--- AIM OF THE TASK ---
Search the records for the word "name" and report each line that has it.
==*==
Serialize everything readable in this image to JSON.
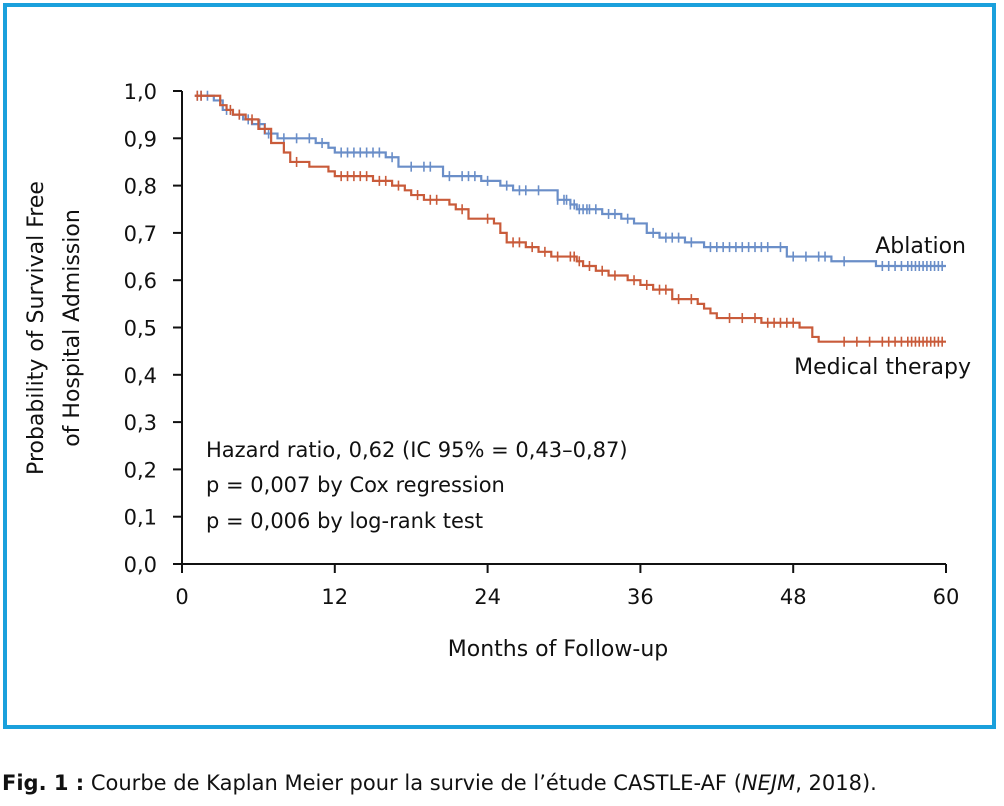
{
  "chart_data": {
    "type": "line",
    "subtype": "kaplan-meier",
    "title": "",
    "xlabel": "Months of Follow-up",
    "ylabel_lines": [
      "Probability of Survival Free",
      "of Hospital Admission"
    ],
    "xlim": [
      0,
      60
    ],
    "ylim": [
      0,
      1
    ],
    "x_ticks": [
      0,
      12,
      24,
      36,
      48,
      60
    ],
    "y_tick_values": [
      0,
      0.1,
      0.2,
      0.3,
      0.4,
      0.5,
      0.6,
      0.7,
      0.8,
      0.9,
      1.0
    ],
    "y_tick_labels": [
      "0,0",
      "0,1",
      "0,2",
      "0,3",
      "0,4",
      "0,5",
      "0,6",
      "0,7",
      "0,8",
      "0,9",
      "1,0"
    ],
    "grid": false,
    "series": [
      {
        "name": "Ablation",
        "color": "#6a8ec8",
        "steps": [
          [
            1,
            0.99
          ],
          [
            2.5,
            0.98
          ],
          [
            3.2,
            0.96
          ],
          [
            4,
            0.95
          ],
          [
            4.8,
            0.94
          ],
          [
            5.5,
            0.93
          ],
          [
            6.5,
            0.91
          ],
          [
            7.5,
            0.9
          ],
          [
            10.5,
            0.89
          ],
          [
            11.5,
            0.88
          ],
          [
            12,
            0.87
          ],
          [
            16,
            0.86
          ],
          [
            17,
            0.84
          ],
          [
            20.5,
            0.82
          ],
          [
            23.5,
            0.81
          ],
          [
            25,
            0.8
          ],
          [
            26,
            0.79
          ],
          [
            29.5,
            0.77
          ],
          [
            30.5,
            0.76
          ],
          [
            31,
            0.75
          ],
          [
            33,
            0.74
          ],
          [
            34.5,
            0.73
          ],
          [
            35.5,
            0.72
          ],
          [
            36.5,
            0.7
          ],
          [
            37.5,
            0.69
          ],
          [
            39.5,
            0.68
          ],
          [
            41,
            0.67
          ],
          [
            47.5,
            0.65
          ],
          [
            51,
            0.64
          ],
          [
            54.5,
            0.63
          ],
          [
            60,
            0.63
          ]
        ],
        "censors": [
          1.2,
          1.5,
          2,
          3.5,
          4.5,
          5.2,
          6.1,
          6.8,
          8,
          9,
          10,
          11,
          12.5,
          13,
          13.5,
          14,
          14.5,
          15,
          15.5,
          16.5,
          18,
          19,
          19.5,
          21,
          22,
          22.5,
          23,
          24,
          25.5,
          26.5,
          27,
          28,
          29.5,
          30,
          30.2,
          30.5,
          30.8,
          31.2,
          31.5,
          31.8,
          32,
          32.5,
          33.5,
          34,
          35,
          37,
          38,
          38.5,
          39,
          40,
          41.5,
          42,
          42.5,
          43,
          43.5,
          44,
          44.5,
          45,
          45.5,
          46,
          47,
          48,
          49,
          50,
          50.5,
          52,
          55,
          55.5,
          56,
          56.5,
          57,
          57.3,
          57.6,
          57.9,
          58.2,
          58.5,
          58.8,
          59.1,
          59.4,
          59.7
        ]
      },
      {
        "name": "Medical therapy",
        "color": "#c95b3a",
        "steps": [
          [
            1,
            0.99
          ],
          [
            2,
            0.99
          ],
          [
            3,
            0.97
          ],
          [
            3.5,
            0.96
          ],
          [
            4,
            0.95
          ],
          [
            5,
            0.94
          ],
          [
            6,
            0.92
          ],
          [
            7,
            0.89
          ],
          [
            8,
            0.87
          ],
          [
            8.5,
            0.85
          ],
          [
            10,
            0.84
          ],
          [
            11.5,
            0.83
          ],
          [
            12,
            0.82
          ],
          [
            15,
            0.81
          ],
          [
            16.5,
            0.8
          ],
          [
            17.5,
            0.79
          ],
          [
            18,
            0.78
          ],
          [
            19,
            0.77
          ],
          [
            21,
            0.76
          ],
          [
            21.5,
            0.75
          ],
          [
            22.5,
            0.73
          ],
          [
            24.5,
            0.72
          ],
          [
            25,
            0.7
          ],
          [
            25.5,
            0.68
          ],
          [
            27,
            0.67
          ],
          [
            28,
            0.66
          ],
          [
            29,
            0.65
          ],
          [
            31,
            0.64
          ],
          [
            31.5,
            0.63
          ],
          [
            32.5,
            0.62
          ],
          [
            33.5,
            0.61
          ],
          [
            35,
            0.6
          ],
          [
            36,
            0.59
          ],
          [
            37,
            0.58
          ],
          [
            38.5,
            0.56
          ],
          [
            40.5,
            0.55
          ],
          [
            41,
            0.54
          ],
          [
            41.5,
            0.53
          ],
          [
            42,
            0.52
          ],
          [
            45.5,
            0.51
          ],
          [
            48.5,
            0.5
          ],
          [
            49.5,
            0.48
          ],
          [
            50,
            0.47
          ],
          [
            60,
            0.47
          ]
        ],
        "censors": [
          1.2,
          1.5,
          3.8,
          4.5,
          5.5,
          6.5,
          9,
          12.5,
          13,
          13.5,
          14,
          14.5,
          15.5,
          16,
          17,
          18.5,
          19.5,
          20,
          22,
          24,
          26,
          26.5,
          27.5,
          28.5,
          29.5,
          30.5,
          30.8,
          31.2,
          32,
          33,
          34,
          35.5,
          36.5,
          37.5,
          38,
          39,
          40,
          43,
          44,
          45,
          46,
          46.5,
          47,
          47.5,
          48,
          52,
          53,
          54,
          55,
          55.5,
          56,
          56.5,
          57,
          57.3,
          57.6,
          57.9,
          58.2,
          58.5,
          58.8,
          59.1,
          59.4,
          59.7
        ]
      }
    ],
    "annotations": [
      "Hazard ratio, 0,62 (IC 95% = 0,43–0,87)",
      "p = 0,007 by Cox regression",
      "p = 0,006 by log-rank test"
    ]
  },
  "caption": {
    "label": "Fig. 1 :",
    "text_before": " Courbe de Kaplan Meier pour la survie de l’étude CASTLE-AF (",
    "journal": "NEJM",
    "text_after": ", 2018)."
  }
}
==*==
--- THE REPLY ---
        "name": "Ablation",
        "name": "Medical therapy",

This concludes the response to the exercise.